Can you reproduce the entire listing below verbatim, line for line?

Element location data
◆ ◆ ◆ ◆ ◆ ◆ ◆
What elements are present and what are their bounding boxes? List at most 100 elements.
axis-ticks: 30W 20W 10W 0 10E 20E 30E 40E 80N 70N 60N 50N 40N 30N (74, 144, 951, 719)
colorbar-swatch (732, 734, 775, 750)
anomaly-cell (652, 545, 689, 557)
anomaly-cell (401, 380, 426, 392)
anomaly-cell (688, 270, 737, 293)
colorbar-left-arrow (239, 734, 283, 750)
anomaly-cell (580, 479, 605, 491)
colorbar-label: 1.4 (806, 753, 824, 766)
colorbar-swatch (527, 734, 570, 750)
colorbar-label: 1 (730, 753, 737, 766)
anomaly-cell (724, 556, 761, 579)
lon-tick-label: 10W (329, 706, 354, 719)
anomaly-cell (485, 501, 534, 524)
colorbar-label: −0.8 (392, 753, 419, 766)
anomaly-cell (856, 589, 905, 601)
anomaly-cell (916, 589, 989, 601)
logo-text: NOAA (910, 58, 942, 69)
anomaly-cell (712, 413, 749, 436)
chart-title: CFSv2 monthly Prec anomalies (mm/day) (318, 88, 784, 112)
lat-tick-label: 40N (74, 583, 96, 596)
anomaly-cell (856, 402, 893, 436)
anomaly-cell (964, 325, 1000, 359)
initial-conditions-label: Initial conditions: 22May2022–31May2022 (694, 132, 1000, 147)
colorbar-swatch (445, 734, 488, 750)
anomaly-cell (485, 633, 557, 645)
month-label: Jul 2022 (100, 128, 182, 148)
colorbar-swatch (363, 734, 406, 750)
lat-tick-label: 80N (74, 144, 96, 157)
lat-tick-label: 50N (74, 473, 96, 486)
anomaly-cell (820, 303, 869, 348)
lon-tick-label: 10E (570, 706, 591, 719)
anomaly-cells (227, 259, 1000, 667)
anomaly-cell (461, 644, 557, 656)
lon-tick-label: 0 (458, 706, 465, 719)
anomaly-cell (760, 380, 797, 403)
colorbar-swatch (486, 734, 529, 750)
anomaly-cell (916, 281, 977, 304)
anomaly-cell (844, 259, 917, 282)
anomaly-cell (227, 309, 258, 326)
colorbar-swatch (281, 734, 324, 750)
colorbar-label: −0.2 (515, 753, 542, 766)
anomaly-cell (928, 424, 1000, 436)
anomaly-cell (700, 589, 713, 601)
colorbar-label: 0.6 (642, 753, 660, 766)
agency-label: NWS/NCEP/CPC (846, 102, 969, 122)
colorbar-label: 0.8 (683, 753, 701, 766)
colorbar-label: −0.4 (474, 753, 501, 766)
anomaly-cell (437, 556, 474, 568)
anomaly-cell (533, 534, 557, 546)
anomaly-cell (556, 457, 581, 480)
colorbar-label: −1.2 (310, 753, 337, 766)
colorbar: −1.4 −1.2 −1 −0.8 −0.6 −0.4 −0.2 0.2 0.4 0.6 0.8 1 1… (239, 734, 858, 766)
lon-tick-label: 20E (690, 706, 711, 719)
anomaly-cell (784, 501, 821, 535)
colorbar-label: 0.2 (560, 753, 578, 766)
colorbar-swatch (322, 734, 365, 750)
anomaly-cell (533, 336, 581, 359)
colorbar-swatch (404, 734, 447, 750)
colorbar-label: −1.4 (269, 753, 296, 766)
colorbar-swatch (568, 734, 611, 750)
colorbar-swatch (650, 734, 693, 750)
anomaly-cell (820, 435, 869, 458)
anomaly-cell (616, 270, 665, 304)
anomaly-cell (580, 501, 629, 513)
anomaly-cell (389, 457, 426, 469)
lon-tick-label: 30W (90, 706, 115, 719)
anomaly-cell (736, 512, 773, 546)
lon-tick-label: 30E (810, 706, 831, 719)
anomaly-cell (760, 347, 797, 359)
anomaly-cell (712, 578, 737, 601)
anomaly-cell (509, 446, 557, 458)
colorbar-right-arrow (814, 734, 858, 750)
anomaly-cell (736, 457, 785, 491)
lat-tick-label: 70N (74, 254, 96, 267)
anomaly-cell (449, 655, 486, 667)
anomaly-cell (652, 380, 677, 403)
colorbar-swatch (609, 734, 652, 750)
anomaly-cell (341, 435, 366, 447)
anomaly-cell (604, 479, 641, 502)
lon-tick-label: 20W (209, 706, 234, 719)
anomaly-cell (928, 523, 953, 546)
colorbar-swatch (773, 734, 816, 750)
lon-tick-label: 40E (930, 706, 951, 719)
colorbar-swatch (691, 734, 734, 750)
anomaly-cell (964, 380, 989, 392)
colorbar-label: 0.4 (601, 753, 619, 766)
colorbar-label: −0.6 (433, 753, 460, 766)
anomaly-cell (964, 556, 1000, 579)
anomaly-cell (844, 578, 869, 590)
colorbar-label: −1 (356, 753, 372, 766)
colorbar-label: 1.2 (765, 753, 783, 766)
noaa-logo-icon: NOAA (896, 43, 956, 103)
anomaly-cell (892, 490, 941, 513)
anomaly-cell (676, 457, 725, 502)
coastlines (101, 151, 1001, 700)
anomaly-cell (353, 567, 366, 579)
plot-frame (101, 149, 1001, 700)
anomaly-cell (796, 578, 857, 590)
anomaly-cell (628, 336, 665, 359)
◆ ◆ ◆ ◆ ◆ ◆ ◆
EXPECTED ANSWER |
What elements are present and what are their bounding boxes? List at most 100 elements.
axis-ticks: 30W 20W 10W 0 10E 20E 30E 40E 80N 70N 60N 50N 40N 30N (74, 144, 951, 719)
colorbar-swatch (732, 734, 775, 750)
anomaly-cell (652, 545, 689, 557)
anomaly-cell (401, 380, 426, 392)
anomaly-cell (688, 270, 737, 293)
colorbar-left-arrow (239, 734, 283, 750)
anomaly-cell (580, 479, 605, 491)
colorbar-label: 1.4 (806, 753, 824, 766)
colorbar-swatch (527, 734, 570, 750)
colorbar-label: 1 (730, 753, 737, 766)
anomaly-cell (724, 556, 761, 579)
lon-tick-label: 10W (329, 706, 354, 719)
anomaly-cell (485, 501, 534, 524)
colorbar-label: −0.8 (392, 753, 419, 766)
anomaly-cell (856, 589, 905, 601)
anomaly-cell (916, 589, 989, 601)
logo-text: NOAA (910, 58, 942, 69)
anomaly-cell (712, 413, 749, 436)
chart-title: CFSv2 monthly Prec anomalies (mm/day) (318, 88, 784, 112)
lat-tick-label: 40N (74, 583, 96, 596)
anomaly-cell (856, 402, 893, 436)
anomaly-cell (964, 325, 1000, 359)
initial-conditions-label: Initial conditions: 22May2022–31May2022 (694, 132, 1000, 147)
colorbar-swatch (445, 734, 488, 750)
anomaly-cell (485, 633, 557, 645)
month-label: Jul 2022 (100, 128, 182, 148)
colorbar-swatch (363, 734, 406, 750)
lat-tick-label: 80N (74, 144, 96, 157)
lat-tick-label: 50N (74, 473, 96, 486)
anomaly-cell (820, 303, 869, 348)
lon-tick-label: 10E (570, 706, 591, 719)
anomaly-cells (227, 259, 1000, 667)
anomaly-cell (461, 644, 557, 656)
lon-tick-label: 0 (458, 706, 465, 719)
anomaly-cell (760, 380, 797, 403)
colorbar-swatch (486, 734, 529, 750)
anomaly-cell (916, 281, 977, 304)
anomaly-cell (844, 259, 917, 282)
anomaly-cell (227, 309, 258, 326)
colorbar-swatch (281, 734, 324, 750)
colorbar-label: −0.2 (515, 753, 542, 766)
anomaly-cell (928, 424, 1000, 436)
anomaly-cell (700, 589, 713, 601)
colorbar-label: 0.6 (642, 753, 660, 766)
agency-label: NWS/NCEP/CPC (846, 102, 969, 122)
colorbar-label: 0.8 (683, 753, 701, 766)
colorbar-label: −0.4 (474, 753, 501, 766)
anomaly-cell (437, 556, 474, 568)
anomaly-cell (533, 534, 557, 546)
anomaly-cell (556, 457, 581, 480)
colorbar-label: −1.2 (310, 753, 337, 766)
colorbar: −1.4 −1.2 −1 −0.8 −0.6 −0.4 −0.2 0.2 0.4 0.6 0.8 1 1… (239, 734, 858, 766)
lon-tick-label: 20E (690, 706, 711, 719)
anomaly-cell (784, 501, 821, 535)
colorbar-label: 0.2 (560, 753, 578, 766)
colorbar-swatch (322, 734, 365, 750)
anomaly-cell (533, 336, 581, 359)
colorbar-swatch (404, 734, 447, 750)
colorbar-label: −1.4 (269, 753, 296, 766)
colorbar-swatch (568, 734, 611, 750)
colorbar-swatch (650, 734, 693, 750)
anomaly-cell (820, 435, 869, 458)
anomaly-cell (616, 270, 665, 304)
anomaly-cell (580, 501, 629, 513)
anomaly-cell (389, 457, 426, 469)
lon-tick-label: 30W (90, 706, 115, 719)
anomaly-cell (736, 512, 773, 546)
lon-tick-label: 30E (810, 706, 831, 719)
anomaly-cell (760, 347, 797, 359)
anomaly-cell (712, 578, 737, 601)
anomaly-cell (509, 446, 557, 458)
colorbar-right-arrow (814, 734, 858, 750)
anomaly-cell (736, 457, 785, 491)
lat-tick-label: 70N (74, 254, 96, 267)
anomaly-cell (449, 655, 486, 667)
anomaly-cell (652, 380, 677, 403)
colorbar-swatch (609, 734, 652, 750)
anomaly-cell (341, 435, 366, 447)
anomaly-cell (604, 479, 641, 502)
lon-tick-label: 20W (209, 706, 234, 719)
anomaly-cell (928, 523, 953, 546)
colorbar-swatch (773, 734, 816, 750)
lon-tick-label: 40E (930, 706, 951, 719)
colorbar-swatch (691, 734, 734, 750)
anomaly-cell (964, 380, 989, 392)
colorbar-label: 0.4 (601, 753, 619, 766)
colorbar-label: −0.6 (433, 753, 460, 766)
anomaly-cell (964, 556, 1000, 579)
anomaly-cell (844, 578, 869, 590)
colorbar-label: −1 (356, 753, 372, 766)
colorbar-label: 1.2 (765, 753, 783, 766)
noaa-logo-icon: NOAA (896, 43, 956, 103)
anomaly-cell (892, 490, 941, 513)
anomaly-cell (676, 457, 725, 502)
coastlines (101, 151, 1001, 700)
anomaly-cell (353, 567, 366, 579)
plot-frame (101, 149, 1001, 700)
anomaly-cell (796, 578, 857, 590)
anomaly-cell (628, 336, 665, 359)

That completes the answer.